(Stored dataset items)
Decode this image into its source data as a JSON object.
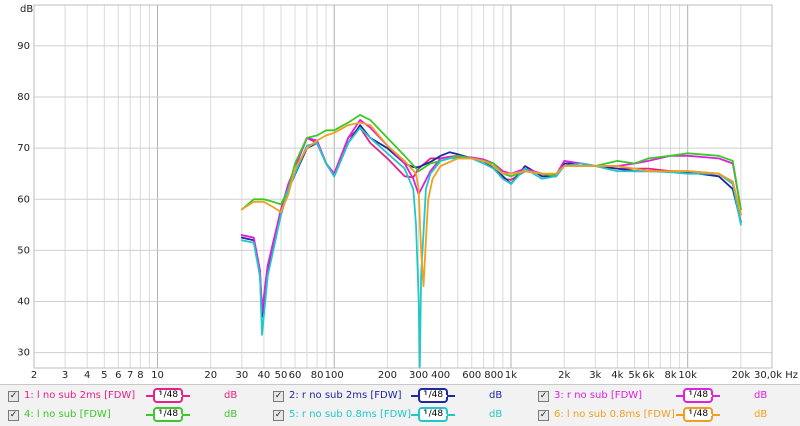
{
  "chart_data": {
    "type": "line",
    "title": "",
    "ylabel": "dB",
    "xlabel": "Hz",
    "x_scale": "log",
    "xlim": [
      2,
      30000
    ],
    "ylim": [
      27,
      98
    ],
    "grid": true,
    "x_ticks": [
      {
        "v": 2,
        "label": "2"
      },
      {
        "v": 3,
        "label": "3"
      },
      {
        "v": 4,
        "label": "4"
      },
      {
        "v": 5,
        "label": "5"
      },
      {
        "v": 6,
        "label": "6"
      },
      {
        "v": 7,
        "label": "7"
      },
      {
        "v": 8,
        "label": "8"
      },
      {
        "v": 10,
        "label": "10"
      },
      {
        "v": 20,
        "label": "20"
      },
      {
        "v": 30,
        "label": "30"
      },
      {
        "v": 40,
        "label": "40"
      },
      {
        "v": 50,
        "label": "50"
      },
      {
        "v": 60,
        "label": "60"
      },
      {
        "v": 80,
        "label": "80"
      },
      {
        "v": 100,
        "label": "100"
      },
      {
        "v": 200,
        "label": "200"
      },
      {
        "v": 300,
        "label": "300"
      },
      {
        "v": 400,
        "label": "400"
      },
      {
        "v": 600,
        "label": "600"
      },
      {
        "v": 800,
        "label": "800"
      },
      {
        "v": 1000,
        "label": "1k"
      },
      {
        "v": 2000,
        "label": "2k"
      },
      {
        "v": 3000,
        "label": "3k"
      },
      {
        "v": 4000,
        "label": "4k"
      },
      {
        "v": 5000,
        "label": "5k"
      },
      {
        "v": 6000,
        "label": "6k"
      },
      {
        "v": 8000,
        "label": "8k"
      },
      {
        "v": 10000,
        "label": "10k"
      },
      {
        "v": 20000,
        "label": "20k"
      },
      {
        "v": 30000,
        "label": "30,0k Hz"
      }
    ],
    "y_ticks": [
      30,
      40,
      50,
      60,
      70,
      80,
      90
    ],
    "y_unit_label": "dB",
    "series": [
      {
        "name": "1: l no sub 2ms [FDW]",
        "color": "#e8208c",
        "x": [
          30,
          35,
          38,
          39,
          42,
          50,
          55,
          70,
          80,
          90,
          100,
          120,
          140,
          160,
          200,
          250,
          280,
          300,
          350,
          400,
          450,
          500,
          600,
          700,
          800,
          900,
          1000,
          1200,
          1500,
          1800,
          2000,
          2500,
          3000,
          4000,
          5000,
          6000,
          8000,
          10000,
          15000,
          18000,
          20000
        ],
        "y": [
          53,
          52.5,
          46,
          38,
          47,
          58,
          63,
          72,
          71,
          67,
          65,
          72,
          74,
          71,
          68,
          64.5,
          64.3,
          66,
          68,
          68,
          68.3,
          68.5,
          68,
          67.5,
          66,
          64,
          63.8,
          65.5,
          65,
          64.5,
          67,
          67,
          66.5,
          66,
          66,
          66,
          65.5,
          65.5,
          65,
          63,
          57
        ]
      },
      {
        "name": "2: r no sub 2ms [FDW]",
        "color": "#1e28a0",
        "x": [
          30,
          35,
          38,
          39,
          42,
          50,
          55,
          70,
          80,
          90,
          100,
          120,
          140,
          160,
          200,
          250,
          280,
          300,
          350,
          400,
          450,
          500,
          600,
          700,
          800,
          900,
          1000,
          1200,
          1500,
          1800,
          2000,
          2500,
          3000,
          4000,
          5000,
          6000,
          8000,
          10000,
          15000,
          18000,
          20000
        ],
        "y": [
          52.5,
          52,
          45,
          37,
          46,
          57,
          62,
          70,
          71,
          67,
          64.5,
          71,
          74.5,
          72,
          70,
          67,
          66.3,
          66.3,
          67.3,
          68.5,
          69.2,
          68.8,
          68,
          67.5,
          66,
          64.5,
          63,
          66.5,
          64.5,
          64.5,
          67,
          67,
          66.5,
          66,
          65.5,
          65.5,
          65.5,
          65.3,
          64.5,
          62,
          55.5
        ]
      },
      {
        "name": "3: r no sub [FDW]",
        "color": "#e020e0",
        "x": [
          30,
          35,
          38,
          39,
          42,
          50,
          55,
          70,
          80,
          90,
          100,
          120,
          140,
          160,
          200,
          250,
          280,
          300,
          350,
          400,
          450,
          500,
          600,
          700,
          800,
          900,
          1000,
          1200,
          1500,
          1800,
          2000,
          2500,
          3000,
          4000,
          5000,
          6000,
          8000,
          10000,
          15000,
          18000,
          20000
        ],
        "y": [
          53,
          52.5,
          46,
          38,
          47,
          58,
          63,
          72,
          71.5,
          67,
          65,
          72,
          75.5,
          74,
          70.5,
          67,
          64,
          61,
          65.5,
          68,
          68.3,
          68.3,
          68.2,
          67.8,
          67,
          65.5,
          65,
          66,
          65,
          64.8,
          67.5,
          67,
          66.5,
          66.5,
          67,
          67.5,
          68.5,
          68.5,
          68,
          67,
          58
        ]
      },
      {
        "name": "4: l no sub [FDW]",
        "color": "#3cc828",
        "x": [
          30,
          35,
          38,
          40,
          45,
          50,
          55,
          60,
          70,
          80,
          90,
          100,
          120,
          140,
          160,
          200,
          250,
          300,
          350,
          400,
          500,
          600,
          700,
          800,
          900,
          1000,
          1200,
          1500,
          1800,
          2000,
          2500,
          3000,
          4000,
          5000,
          6000,
          8000,
          10000,
          15000,
          18000,
          20000
        ],
        "y": [
          58,
          60,
          60,
          60,
          59.5,
          59,
          62,
          67,
          72,
          72.5,
          73.5,
          73.5,
          75,
          76.5,
          75.5,
          72,
          68.5,
          65.5,
          67,
          67.5,
          68.5,
          68,
          67.5,
          67,
          65,
          64.5,
          65.5,
          65,
          64.5,
          66.5,
          66.5,
          66.5,
          67.5,
          67,
          68,
          68.5,
          69,
          68.5,
          67.5,
          58
        ]
      },
      {
        "name": "5: r no sub 0.8ms [FDW]",
        "color": "#20c8c8",
        "x": [
          30,
          35,
          38,
          39,
          42,
          50,
          55,
          70,
          80,
          90,
          100,
          120,
          140,
          160,
          200,
          250,
          280,
          290,
          300,
          305,
          310,
          330,
          350,
          400,
          450,
          500,
          600,
          700,
          800,
          900,
          1000,
          1200,
          1500,
          1800,
          2000,
          2500,
          3000,
          4000,
          5000,
          6000,
          8000,
          10000,
          15000,
          18000,
          20000
        ],
        "y": [
          52,
          51.5,
          45,
          33.5,
          45,
          57,
          62,
          70.5,
          71,
          67,
          64.5,
          71,
          74,
          72,
          69,
          66,
          62,
          55,
          41,
          27,
          45,
          62,
          65,
          67.5,
          68,
          68,
          68,
          67,
          66,
          64,
          63,
          66,
          64,
          64.5,
          66.5,
          67,
          66.5,
          65.5,
          65.5,
          65.5,
          65.3,
          65,
          65,
          63,
          55
        ]
      },
      {
        "name": "6: l no sub 0.8ms [FDW]",
        "color": "#f0a020",
        "x": [
          30,
          35,
          38,
          40,
          45,
          50,
          55,
          60,
          70,
          80,
          90,
          100,
          120,
          140,
          160,
          200,
          250,
          290,
          300,
          310,
          320,
          330,
          340,
          360,
          400,
          500,
          600,
          700,
          800,
          900,
          1000,
          1200,
          1500,
          1800,
          2000,
          2500,
          3000,
          4000,
          5000,
          6000,
          8000,
          10000,
          15000,
          18000,
          20000
        ],
        "y": [
          58,
          59.5,
          59.5,
          59.5,
          58.5,
          57.5,
          61,
          66,
          70,
          71.5,
          72.5,
          73,
          74.5,
          75,
          74.5,
          70.5,
          67.5,
          65,
          62,
          50,
          43,
          52,
          60,
          64,
          66.5,
          68,
          68,
          67.5,
          66.5,
          65,
          65,
          65.5,
          65,
          65,
          66.5,
          66.5,
          66.5,
          66.5,
          66,
          65.5,
          65.5,
          65.5,
          65,
          63.5,
          57
        ]
      }
    ]
  },
  "legend": [
    {
      "label": "1: l no sub 2ms [FDW]",
      "smoothing": "1/48",
      "unit": "dB",
      "color": "#e8208c",
      "checked": true
    },
    {
      "label": "2: r no sub 2ms [FDW]",
      "smoothing": "1/48",
      "unit": "dB",
      "color": "#1e28a0",
      "checked": true
    },
    {
      "label": "3: r no sub [FDW]",
      "smoothing": "1/48",
      "unit": "dB",
      "color": "#e020e0",
      "checked": true
    },
    {
      "label": "4: l no sub [FDW]",
      "smoothing": "1/48",
      "unit": "dB",
      "color": "#3cc828",
      "checked": true
    },
    {
      "label": "5: r no sub 0.8ms [FDW]",
      "smoothing": "1/48",
      "unit": "dB",
      "color": "#20c8c8",
      "checked": true
    },
    {
      "label": "6: l no sub 0.8ms [FDW]",
      "smoothing": "1/48",
      "unit": "dB",
      "color": "#f0a020",
      "checked": true
    }
  ]
}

> **Exercise description**
Find the word "name" in the data and show each line that holds it.

> **The reply**
        "name": "1: l no sub 2ms [FDW]",
        "name": "2: r no sub 2ms [FDW]",
        "name": "3: r no sub [FDW]",
        "name": "4: l no sub [FDW]",
        "name": "5: r no sub 0.8ms [FDW]",
        "name": "6: l no sub 0.8ms [FDW]",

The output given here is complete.